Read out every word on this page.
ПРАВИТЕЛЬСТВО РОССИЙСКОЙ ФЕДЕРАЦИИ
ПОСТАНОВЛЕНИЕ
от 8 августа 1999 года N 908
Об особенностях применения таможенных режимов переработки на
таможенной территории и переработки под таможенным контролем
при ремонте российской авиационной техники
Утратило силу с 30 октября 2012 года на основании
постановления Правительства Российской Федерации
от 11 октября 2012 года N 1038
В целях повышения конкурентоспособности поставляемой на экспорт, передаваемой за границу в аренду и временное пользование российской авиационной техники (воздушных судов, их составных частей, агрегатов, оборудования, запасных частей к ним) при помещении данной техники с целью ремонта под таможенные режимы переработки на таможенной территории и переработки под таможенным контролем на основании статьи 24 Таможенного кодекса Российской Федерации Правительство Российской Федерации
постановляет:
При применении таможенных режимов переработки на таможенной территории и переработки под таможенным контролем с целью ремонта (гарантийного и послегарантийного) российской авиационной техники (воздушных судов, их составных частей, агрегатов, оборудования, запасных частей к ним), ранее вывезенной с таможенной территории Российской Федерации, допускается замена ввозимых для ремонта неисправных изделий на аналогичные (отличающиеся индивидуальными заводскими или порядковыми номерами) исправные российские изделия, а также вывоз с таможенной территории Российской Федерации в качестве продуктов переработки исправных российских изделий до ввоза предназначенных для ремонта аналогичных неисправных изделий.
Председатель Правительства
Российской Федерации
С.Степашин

::::::::::

## Exercise task:
Isolate the lines above that contain the word "года" and copy them.

## Result of the exercise:
от 8 августа 1999 года N 908
Утратило силу с 30 октября 2012 года на основании
от 11 октября 2012 года N 1038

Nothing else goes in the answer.